Stored data
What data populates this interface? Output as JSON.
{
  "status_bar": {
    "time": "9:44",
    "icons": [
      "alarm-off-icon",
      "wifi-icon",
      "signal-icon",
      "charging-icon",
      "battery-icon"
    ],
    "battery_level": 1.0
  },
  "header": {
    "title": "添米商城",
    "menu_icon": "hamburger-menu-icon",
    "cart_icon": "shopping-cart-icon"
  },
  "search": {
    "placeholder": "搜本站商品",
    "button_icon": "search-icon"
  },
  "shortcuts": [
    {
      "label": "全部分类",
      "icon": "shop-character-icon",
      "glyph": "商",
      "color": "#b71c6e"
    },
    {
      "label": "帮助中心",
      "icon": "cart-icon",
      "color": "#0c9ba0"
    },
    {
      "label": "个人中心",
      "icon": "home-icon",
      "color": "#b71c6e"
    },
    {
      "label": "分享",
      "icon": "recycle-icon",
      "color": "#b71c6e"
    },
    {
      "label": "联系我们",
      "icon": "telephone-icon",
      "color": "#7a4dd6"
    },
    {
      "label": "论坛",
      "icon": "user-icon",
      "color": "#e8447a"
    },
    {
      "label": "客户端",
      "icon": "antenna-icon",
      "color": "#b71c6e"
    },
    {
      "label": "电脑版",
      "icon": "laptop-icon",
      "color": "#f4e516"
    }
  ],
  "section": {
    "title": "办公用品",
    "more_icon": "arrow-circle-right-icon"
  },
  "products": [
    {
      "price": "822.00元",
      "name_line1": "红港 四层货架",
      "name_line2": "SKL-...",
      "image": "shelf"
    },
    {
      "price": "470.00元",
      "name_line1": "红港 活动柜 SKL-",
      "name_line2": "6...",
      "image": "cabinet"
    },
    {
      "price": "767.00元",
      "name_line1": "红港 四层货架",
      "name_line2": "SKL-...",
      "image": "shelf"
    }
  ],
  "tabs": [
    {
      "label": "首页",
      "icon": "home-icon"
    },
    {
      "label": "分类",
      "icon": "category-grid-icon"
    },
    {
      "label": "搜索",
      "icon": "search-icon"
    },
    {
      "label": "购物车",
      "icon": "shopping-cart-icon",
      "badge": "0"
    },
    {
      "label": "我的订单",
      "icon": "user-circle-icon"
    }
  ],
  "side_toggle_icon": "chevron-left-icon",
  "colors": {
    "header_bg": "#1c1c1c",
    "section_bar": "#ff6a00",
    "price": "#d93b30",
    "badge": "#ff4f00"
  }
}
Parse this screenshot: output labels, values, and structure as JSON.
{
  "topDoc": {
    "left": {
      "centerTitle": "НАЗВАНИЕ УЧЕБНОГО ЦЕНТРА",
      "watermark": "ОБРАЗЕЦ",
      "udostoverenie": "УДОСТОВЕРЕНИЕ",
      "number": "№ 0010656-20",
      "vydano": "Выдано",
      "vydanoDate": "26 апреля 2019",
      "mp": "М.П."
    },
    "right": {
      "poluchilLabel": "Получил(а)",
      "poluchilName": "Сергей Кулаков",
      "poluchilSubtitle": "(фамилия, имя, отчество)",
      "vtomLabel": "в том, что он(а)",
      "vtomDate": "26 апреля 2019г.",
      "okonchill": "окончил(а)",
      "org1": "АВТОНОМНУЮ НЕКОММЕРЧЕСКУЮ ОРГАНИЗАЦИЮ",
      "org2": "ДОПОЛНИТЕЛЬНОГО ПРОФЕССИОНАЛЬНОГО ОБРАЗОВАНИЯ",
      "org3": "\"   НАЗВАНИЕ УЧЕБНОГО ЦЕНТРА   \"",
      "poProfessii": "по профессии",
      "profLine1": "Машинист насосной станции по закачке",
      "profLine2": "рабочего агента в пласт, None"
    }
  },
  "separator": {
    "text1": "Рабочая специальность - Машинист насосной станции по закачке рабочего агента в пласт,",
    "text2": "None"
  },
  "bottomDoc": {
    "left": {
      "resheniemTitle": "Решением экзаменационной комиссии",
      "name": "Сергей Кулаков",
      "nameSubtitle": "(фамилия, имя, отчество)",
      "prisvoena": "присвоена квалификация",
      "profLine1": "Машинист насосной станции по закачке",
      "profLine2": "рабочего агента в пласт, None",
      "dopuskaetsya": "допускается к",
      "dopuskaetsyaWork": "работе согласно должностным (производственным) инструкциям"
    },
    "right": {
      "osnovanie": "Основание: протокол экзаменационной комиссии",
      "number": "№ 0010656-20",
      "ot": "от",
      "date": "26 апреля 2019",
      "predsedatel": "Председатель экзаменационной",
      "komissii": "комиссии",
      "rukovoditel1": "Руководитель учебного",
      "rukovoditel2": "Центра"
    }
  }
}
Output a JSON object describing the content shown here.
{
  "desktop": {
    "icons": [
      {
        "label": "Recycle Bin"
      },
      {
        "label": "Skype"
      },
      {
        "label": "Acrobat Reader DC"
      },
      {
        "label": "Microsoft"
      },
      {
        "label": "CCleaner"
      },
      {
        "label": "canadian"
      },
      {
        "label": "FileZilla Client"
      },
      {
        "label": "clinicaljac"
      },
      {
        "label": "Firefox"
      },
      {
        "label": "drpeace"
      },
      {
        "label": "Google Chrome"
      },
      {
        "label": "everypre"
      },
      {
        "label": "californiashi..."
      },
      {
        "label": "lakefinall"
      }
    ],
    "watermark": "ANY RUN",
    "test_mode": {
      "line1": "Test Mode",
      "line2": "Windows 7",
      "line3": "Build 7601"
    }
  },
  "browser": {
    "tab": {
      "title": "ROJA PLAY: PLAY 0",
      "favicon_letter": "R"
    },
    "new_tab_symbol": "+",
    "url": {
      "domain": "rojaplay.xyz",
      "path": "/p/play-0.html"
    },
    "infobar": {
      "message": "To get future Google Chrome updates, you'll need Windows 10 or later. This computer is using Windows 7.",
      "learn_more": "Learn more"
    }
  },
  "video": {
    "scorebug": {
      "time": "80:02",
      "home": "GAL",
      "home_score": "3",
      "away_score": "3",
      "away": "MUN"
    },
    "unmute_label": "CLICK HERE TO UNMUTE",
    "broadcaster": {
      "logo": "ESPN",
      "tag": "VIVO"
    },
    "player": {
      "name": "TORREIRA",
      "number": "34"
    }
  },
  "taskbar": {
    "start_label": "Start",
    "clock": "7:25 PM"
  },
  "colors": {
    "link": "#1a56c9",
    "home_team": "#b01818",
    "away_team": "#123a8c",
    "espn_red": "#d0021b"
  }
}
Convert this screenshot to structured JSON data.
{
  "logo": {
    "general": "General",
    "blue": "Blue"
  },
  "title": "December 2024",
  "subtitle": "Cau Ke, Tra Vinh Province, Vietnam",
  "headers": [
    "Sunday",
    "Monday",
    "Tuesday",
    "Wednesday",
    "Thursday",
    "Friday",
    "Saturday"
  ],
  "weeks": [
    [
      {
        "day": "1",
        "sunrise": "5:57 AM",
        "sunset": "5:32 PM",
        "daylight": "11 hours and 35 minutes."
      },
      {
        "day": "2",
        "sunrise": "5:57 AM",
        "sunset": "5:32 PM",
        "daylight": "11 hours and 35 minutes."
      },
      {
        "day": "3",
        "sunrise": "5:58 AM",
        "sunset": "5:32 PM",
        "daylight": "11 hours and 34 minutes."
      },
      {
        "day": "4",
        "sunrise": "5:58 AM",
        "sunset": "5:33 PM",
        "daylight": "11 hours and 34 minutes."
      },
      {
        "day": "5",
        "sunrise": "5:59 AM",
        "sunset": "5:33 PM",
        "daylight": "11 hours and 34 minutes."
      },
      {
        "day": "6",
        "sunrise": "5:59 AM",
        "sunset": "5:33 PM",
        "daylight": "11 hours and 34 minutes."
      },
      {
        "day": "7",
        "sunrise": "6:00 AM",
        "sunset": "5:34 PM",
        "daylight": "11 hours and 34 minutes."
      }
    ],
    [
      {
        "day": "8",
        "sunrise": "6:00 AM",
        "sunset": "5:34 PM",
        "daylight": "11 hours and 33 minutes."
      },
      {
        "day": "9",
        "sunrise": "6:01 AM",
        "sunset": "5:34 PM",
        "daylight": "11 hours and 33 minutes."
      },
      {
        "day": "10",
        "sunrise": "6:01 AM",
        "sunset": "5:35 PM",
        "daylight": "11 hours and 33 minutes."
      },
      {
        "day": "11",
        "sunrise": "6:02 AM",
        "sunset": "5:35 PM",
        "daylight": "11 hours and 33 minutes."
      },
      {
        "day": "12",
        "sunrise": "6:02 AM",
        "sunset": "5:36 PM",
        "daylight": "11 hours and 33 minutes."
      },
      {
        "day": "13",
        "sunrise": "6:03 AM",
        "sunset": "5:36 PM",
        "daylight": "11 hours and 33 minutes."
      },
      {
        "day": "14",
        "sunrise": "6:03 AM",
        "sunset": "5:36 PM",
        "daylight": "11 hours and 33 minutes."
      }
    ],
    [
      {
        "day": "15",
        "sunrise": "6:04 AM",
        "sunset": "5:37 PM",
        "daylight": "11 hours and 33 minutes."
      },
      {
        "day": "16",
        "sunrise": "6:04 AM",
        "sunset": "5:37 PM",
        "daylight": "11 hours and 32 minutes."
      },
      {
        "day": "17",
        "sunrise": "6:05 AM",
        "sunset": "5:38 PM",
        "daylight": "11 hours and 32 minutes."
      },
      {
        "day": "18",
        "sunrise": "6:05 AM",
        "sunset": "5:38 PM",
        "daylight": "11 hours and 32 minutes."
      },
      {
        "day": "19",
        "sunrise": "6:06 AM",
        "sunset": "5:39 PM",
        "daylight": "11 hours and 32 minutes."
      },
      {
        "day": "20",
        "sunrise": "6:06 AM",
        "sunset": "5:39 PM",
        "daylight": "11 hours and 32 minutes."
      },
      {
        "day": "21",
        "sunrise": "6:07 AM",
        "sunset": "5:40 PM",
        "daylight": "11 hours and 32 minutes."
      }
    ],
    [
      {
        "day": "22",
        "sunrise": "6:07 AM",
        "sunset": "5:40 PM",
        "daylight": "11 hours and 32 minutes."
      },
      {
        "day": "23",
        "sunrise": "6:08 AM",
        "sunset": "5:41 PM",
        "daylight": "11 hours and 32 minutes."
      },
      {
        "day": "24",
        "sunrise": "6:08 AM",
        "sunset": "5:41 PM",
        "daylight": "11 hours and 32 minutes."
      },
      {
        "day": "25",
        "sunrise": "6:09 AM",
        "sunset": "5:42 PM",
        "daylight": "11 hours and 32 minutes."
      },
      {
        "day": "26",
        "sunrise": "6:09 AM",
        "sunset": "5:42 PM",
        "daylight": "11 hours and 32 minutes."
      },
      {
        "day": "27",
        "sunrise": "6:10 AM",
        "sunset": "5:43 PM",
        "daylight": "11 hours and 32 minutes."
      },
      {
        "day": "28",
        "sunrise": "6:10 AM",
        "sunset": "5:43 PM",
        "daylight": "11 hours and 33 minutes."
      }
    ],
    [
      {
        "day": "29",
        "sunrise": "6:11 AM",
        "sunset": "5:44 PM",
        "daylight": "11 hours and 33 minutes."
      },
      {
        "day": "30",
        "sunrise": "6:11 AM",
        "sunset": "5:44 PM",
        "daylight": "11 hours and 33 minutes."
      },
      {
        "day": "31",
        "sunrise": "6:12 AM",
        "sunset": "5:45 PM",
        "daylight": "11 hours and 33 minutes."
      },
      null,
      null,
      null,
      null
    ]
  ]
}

=== Your task ===
Tally the lines of the preceding listing in which the word "экзаменационной" appears; state nothing but the total.

=== Full output ===
3